━━ EXTRAIT FOURNI

La présence de la LNH se fait sentir en Europe durant le lock-out. C'est particulièrement le cas en Suisse où se retrouvent en ce moment 23 joueurs ayant évolué dans le circuit Bettman l'an dernier. Durant la prochaine semaine, La Presse rencontrera diverses personnalités gravitant autour de la Ligue suisse, chacun avec ses motivations propres.

À Montréal, on surnommait Alex Kovalev «l'Artiste» bien avant que ne sorte le long métrage du même nom.

L'Oscar du meilleur film en 2012 raconte l'histoire d'une star du cinéma muet qui est reléguée aux oubliettes devant les progrès de l'industrie. Force est de constater que Kovalev a subi un sort semblable au hockey...

«Je ne suis pas très surpris, le hockey a tellement changé dans les dernières années!, soutient l'ailier de 39 ans. Tout est axé sur la jeunesse. On ne considère plus les joueurs d'expérience. Pour autant qu'un joueur patine vite et lance fort, c'est tout ce qui importe de nos jours...

«Même pour les joueurs d'un certain calibre, c'est difficile de survivre et de se trouver du boulot.»

Kovalev n'a pu obtenir un contrat de la LNH avant le lock-out. Il s'accroche à deux invitations à des camps d'entraînement. Et non, le Tricolore n'est pas l'une des deux formations à lui avoir fait signe.

«Le Canadien m'a dit qu'il me contacterait peut-être après le début de la saison, selon les performances de l'équipe, affirme Kovalev. Il y a quelques joueurs à qui il veut d'abord donner une chance.»

━━━━
━━ DONNÉES EXTRAITES

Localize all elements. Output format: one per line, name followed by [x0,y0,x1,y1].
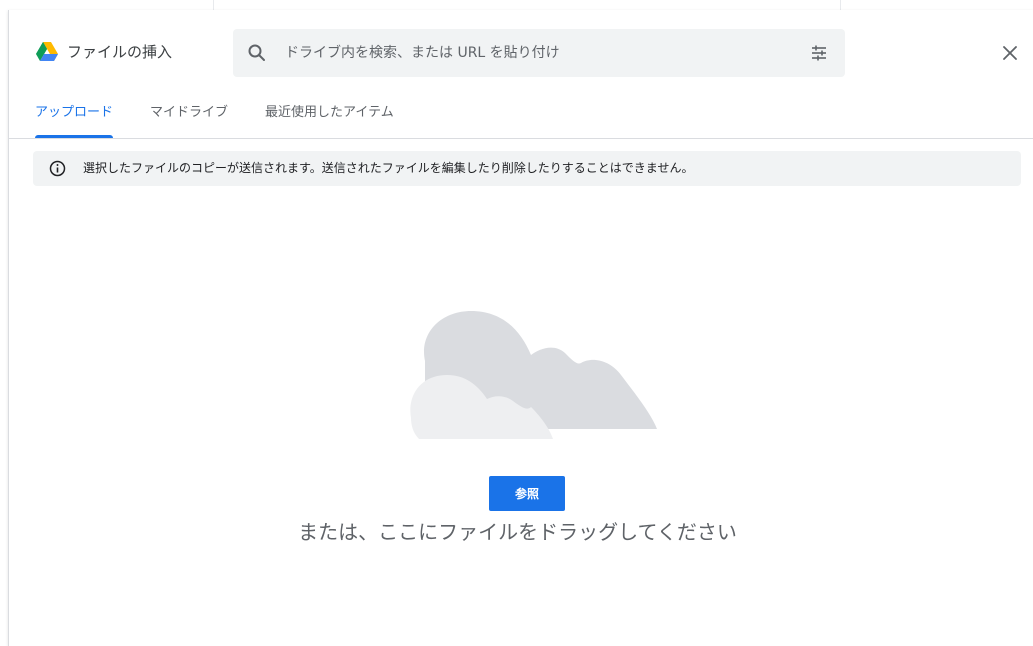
dialog-header: ファイルの挿入 [9,10,1033,88]
dialog-title: ファイルの挿入 [67,43,173,61]
search-input[interactable] [285,41,785,65]
google-drive-logo-icon [36,42,58,61]
drag-drop-hint: または、ここにファイルをドラッグしてください [298,520,737,544]
info-banner: 選択したファイルのコピーが送信されます。送信されたファイルを編集したり削除したり… [33,151,1021,186]
tab-bar: アップロード マイドライブ 最近使用したアイテム [9,88,1033,139]
search-icon[interactable] [247,43,267,63]
background-page [0,0,1033,10]
background-divider [213,0,214,10]
search-bar[interactable] [233,29,845,77]
tab-recent[interactable]: 最近使用したアイテム [265,88,394,138]
close-icon[interactable] [999,42,1021,64]
browse-button[interactable]: 参照 [489,476,565,511]
filter-options-icon[interactable] [808,42,830,64]
tab-my-drive[interactable]: マイドライブ [150,88,228,138]
info-icon [49,160,66,177]
background-divider [840,0,841,10]
info-banner-text: 選択したファイルのコピーが送信されます。送信されたファイルを編集したり削除したり… [83,161,694,175]
tab-upload[interactable]: アップロード [35,88,114,138]
cloud-illustration-icon [410,311,657,439]
insert-file-dialog: ファイルの挿入 アップロード マイドライブ 最近使用したアイテム [8,10,1033,646]
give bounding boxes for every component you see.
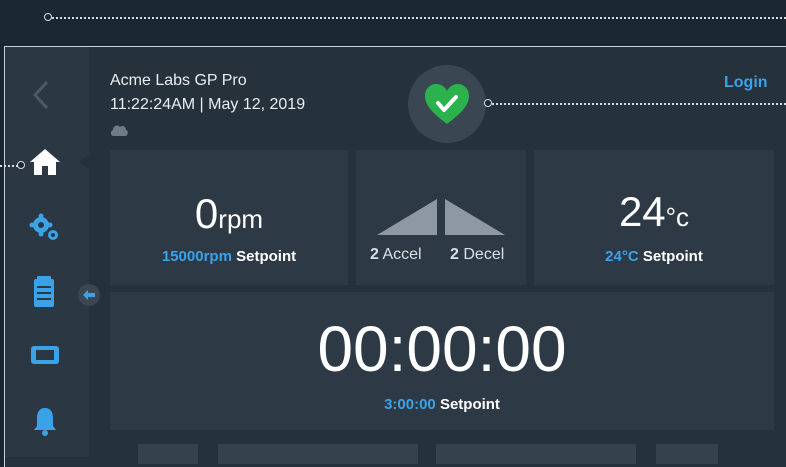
accel-ramp-icon	[376, 198, 438, 236]
timer-panel[interactable]: 00:00:00 3:00:00 Setpoint	[110, 292, 774, 430]
speed-readout: 0rpm	[110, 190, 348, 238]
speed-setpoint-value: 15000rpm	[161, 248, 232, 265]
device-name: Acme Labs GP Pro	[110, 72, 247, 89]
callout-dot-left	[17, 161, 25, 169]
speed-setpoint-label: Setpoint	[236, 248, 297, 265]
login-button[interactable]: Login	[724, 74, 768, 92]
datetime: 11:22:24AM | May 12, 2019	[110, 96, 306, 113]
timer-setpoint: 3:00:00 Setpoint	[110, 396, 774, 413]
gears-icon[interactable]	[28, 210, 62, 244]
timer-setpoint-value: 3:00:00	[384, 396, 436, 413]
callout-line-top	[52, 17, 786, 19]
decel-label: Decel	[463, 246, 505, 263]
callout-dot-top	[44, 13, 52, 21]
speed-unit: rpm	[218, 204, 264, 234]
home-icon[interactable]	[28, 145, 62, 179]
speed-value: 0	[194, 190, 219, 237]
callout-dot-right	[484, 99, 492, 107]
timer-setpoint-label: Setpoint	[439, 396, 500, 413]
decel-info: 2 Decel	[450, 246, 504, 264]
callout-line-right	[492, 103, 786, 105]
temperature-panel[interactable]: 24°c 24°C Setpoint	[534, 150, 774, 285]
bottom-control-4[interactable]	[656, 444, 718, 464]
ramp-panel[interactable]: 2 Accel 2 Decel	[356, 150, 526, 285]
chevron-left-icon[interactable]	[28, 78, 54, 112]
accel-value: 2	[370, 246, 379, 263]
callout-line-left	[0, 165, 18, 167]
bottom-control-1[interactable]	[138, 444, 198, 464]
temperature-readout: 24°c	[534, 188, 774, 236]
accel-label: Accel	[382, 246, 422, 263]
decel-value: 2	[450, 246, 459, 263]
temperature-setpoint-label: Setpoint	[642, 248, 703, 265]
decel-ramp-icon	[444, 198, 506, 236]
accel-info: 2 Accel	[370, 246, 422, 264]
timer-value: 00:00:00	[317, 313, 567, 385]
bottom-control-3[interactable]	[436, 444, 636, 464]
heart-check-icon	[424, 83, 470, 125]
arrow-left-icon[interactable]	[78, 284, 100, 306]
rotor-icon[interactable]	[28, 340, 62, 370]
temperature-value: 24	[618, 188, 666, 235]
speed-setpoint: 15000rpm Setpoint	[110, 248, 348, 265]
bottom-control-2[interactable]	[218, 444, 418, 464]
temperature-unit: °c	[665, 202, 690, 232]
clipboard-icon[interactable]	[30, 274, 58, 310]
speed-panel[interactable]: 0rpm 15000rpm Setpoint	[110, 150, 348, 285]
temperature-setpoint: 24°C Setpoint	[534, 248, 774, 265]
active-pointer	[78, 155, 90, 169]
status-indicator[interactable]	[408, 65, 486, 143]
temperature-setpoint-value: 24°C	[605, 248, 639, 265]
cloud-icon	[108, 122, 130, 138]
top-band	[0, 0, 786, 44]
bell-icon[interactable]	[30, 404, 60, 438]
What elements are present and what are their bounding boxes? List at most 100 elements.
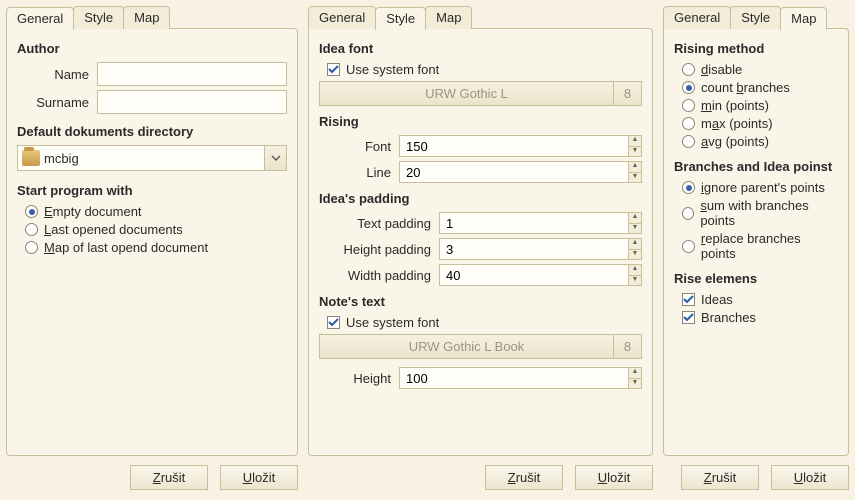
rising-line-spinner[interactable]: ▲▼: [399, 161, 642, 183]
check-ideas[interactable]: Ideas: [682, 292, 838, 307]
note-use-system-check[interactable]: Use system font: [327, 315, 642, 330]
cancel-button[interactable]: Zrušit: [485, 465, 563, 490]
note-height-spinner[interactable]: ▲▼: [399, 367, 642, 389]
rising-method-title: Rising method: [674, 41, 838, 56]
panel-map: General Style Map Rising method disable …: [663, 6, 849, 494]
spinner-down-icon[interactable]: ▼: [628, 146, 642, 157]
cancel-button[interactable]: Zrušit: [681, 465, 759, 490]
idea-font-button[interactable]: URW Gothic L 8: [319, 81, 642, 106]
save-button[interactable]: Uložit: [220, 465, 298, 490]
w-pad-spinner[interactable]: ▲▼: [439, 264, 642, 286]
text-pad-label: Text padding: [319, 216, 439, 231]
tab-general[interactable]: General: [663, 6, 731, 29]
tab-style[interactable]: Style: [730, 6, 781, 29]
radio-icon: [25, 205, 38, 218]
tab-map[interactable]: Map: [123, 6, 170, 29]
tabs: General Style Map: [6, 6, 298, 29]
text-pad-spinner[interactable]: ▲▼: [439, 212, 642, 234]
h-pad-label: Height padding: [319, 242, 439, 257]
note-height-input[interactable]: [399, 367, 628, 389]
spinner-down-icon[interactable]: ▼: [628, 223, 642, 234]
name-label: Name: [17, 67, 97, 82]
spinner-up-icon[interactable]: ▲: [628, 212, 642, 223]
opt-sum[interactable]: sum with branches points: [682, 198, 838, 228]
radio-icon: [25, 241, 38, 254]
opt-last[interactable]: Last opened documents: [25, 222, 287, 237]
padding-title: Idea's padding: [319, 191, 642, 206]
w-pad-input[interactable]: [439, 264, 628, 286]
branches-title: Branches and Idea poinst: [674, 159, 838, 174]
radio-icon: [682, 99, 695, 112]
spinner-down-icon[interactable]: ▼: [628, 275, 642, 286]
panel-style: General Style Map Idea font Use system f…: [308, 6, 653, 494]
font-size: 8: [613, 82, 641, 105]
rising-font-spinner[interactable]: ▲▼: [399, 135, 642, 157]
button-row: Zrušit Uložit: [663, 465, 849, 490]
map-content: Rising method disable count branches min…: [663, 28, 849, 456]
note-font-name: URW Gothic L Book: [320, 335, 613, 358]
opt-min[interactable]: min (points): [682, 98, 838, 113]
spinner-down-icon[interactable]: ▼: [628, 378, 642, 389]
panel-general: General Style Map Author Name Surname De…: [6, 6, 298, 494]
rising-title: Rising: [319, 114, 642, 129]
opt-disable[interactable]: disable: [682, 62, 838, 77]
tab-map[interactable]: Map: [780, 7, 827, 30]
checkbox-icon: [327, 63, 340, 76]
spinner-down-icon[interactable]: ▼: [628, 249, 642, 260]
chevron-down-icon[interactable]: [264, 146, 286, 170]
spinner-up-icon[interactable]: ▲: [628, 135, 642, 146]
opt-replace[interactable]: replace branches points: [682, 231, 838, 261]
spinner-up-icon[interactable]: ▲: [628, 161, 642, 172]
h-pad-input[interactable]: [439, 238, 628, 260]
opt-ignore[interactable]: ignore parent's points: [682, 180, 838, 195]
font-name: URW Gothic L: [320, 82, 613, 105]
h-pad-spinner[interactable]: ▲▼: [439, 238, 642, 260]
check-branches[interactable]: Branches: [682, 310, 838, 325]
tab-general[interactable]: General: [308, 6, 376, 29]
idea-font-title: Idea font: [319, 41, 642, 56]
dir-combo[interactable]: mcbig: [17, 145, 287, 171]
spinner-down-icon[interactable]: ▼: [628, 172, 642, 183]
checkbox-icon: [682, 311, 695, 324]
opt-max[interactable]: max (points): [682, 116, 838, 131]
note-font-button[interactable]: URW Gothic L Book 8: [319, 334, 642, 359]
radio-icon: [682, 63, 695, 76]
use-system-font-check[interactable]: Use system font: [327, 62, 642, 77]
radio-icon: [682, 207, 694, 220]
save-button[interactable]: Uložit: [771, 465, 849, 490]
general-content: Author Name Surname Default dokuments di…: [6, 28, 298, 456]
tab-general[interactable]: General: [6, 7, 74, 30]
tab-style[interactable]: Style: [73, 6, 124, 29]
spinner-up-icon[interactable]: ▲: [628, 367, 642, 378]
tabs: General Style Map: [663, 6, 849, 29]
text-pad-input[interactable]: [439, 212, 628, 234]
tab-map[interactable]: Map: [425, 6, 472, 29]
surname-label: Surname: [17, 95, 97, 110]
radio-icon: [682, 81, 695, 94]
cancel-button[interactable]: Zrušit: [130, 465, 208, 490]
opt-empty[interactable]: Empty document: [25, 204, 287, 219]
dir-title: Default dokuments directory: [17, 124, 287, 139]
radio-icon: [25, 223, 38, 236]
name-input[interactable]: [97, 62, 287, 86]
note-height-label: Height: [319, 371, 399, 386]
radio-icon: [682, 240, 695, 253]
tabs: General Style Map: [308, 6, 653, 29]
rising-line-input[interactable]: [399, 161, 628, 183]
start-title: Start program with: [17, 183, 287, 198]
spinner-up-icon[interactable]: ▲: [628, 238, 642, 249]
opt-map[interactable]: Map of last opend document: [25, 240, 287, 255]
rise-elem-title: Rise elemens: [674, 271, 838, 286]
spinner-up-icon[interactable]: ▲: [628, 264, 642, 275]
surname-input[interactable]: [97, 90, 287, 114]
tab-style[interactable]: Style: [375, 7, 426, 30]
opt-avg[interactable]: avg (points): [682, 134, 838, 149]
opt-count[interactable]: count branches: [682, 80, 838, 95]
note-title: Note's text: [319, 294, 642, 309]
rising-font-input[interactable]: [399, 135, 628, 157]
save-button[interactable]: Uložit: [575, 465, 653, 490]
checkbox-icon: [682, 293, 695, 306]
radio-icon: [682, 135, 695, 148]
author-title: Author: [17, 41, 287, 56]
dir-value: mcbig: [44, 151, 264, 166]
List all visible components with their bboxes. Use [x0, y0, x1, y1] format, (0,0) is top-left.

━━━━

# [CONSIGNE]
Recopiez sans rien changer le passage de l'article consacré à Alex Kovalev qui commence par « À Montréal, on » et va jusqu'à « de nos jours... » inclus. Appuyez-vous uniquement sur l'article consacré à Alex Kovalev.

# [RÉPONSE ATTENDUE]
À Montréal, on surnommait Alex Kovalev «l'Artiste» bien avant que ne sorte le long métrage du même nom.

L'Oscar du meilleur film en 2012 raconte l'histoire d'une star du cinéma muet qui est reléguée aux oubliettes devant les progrès de l'industrie. Force est de constater que Kovalev a subi un sort semblable au hockey...

«Je ne suis pas très surpris, le hockey a tellement changé dans les dernières années!, soutient l'ailier de 39 ans. Tout est axé sur la jeunesse. On ne considère plus les joueurs d'expérience. Pour autant qu'un joueur patine vite et lance fort, c'est tout ce qui importe de nos jours...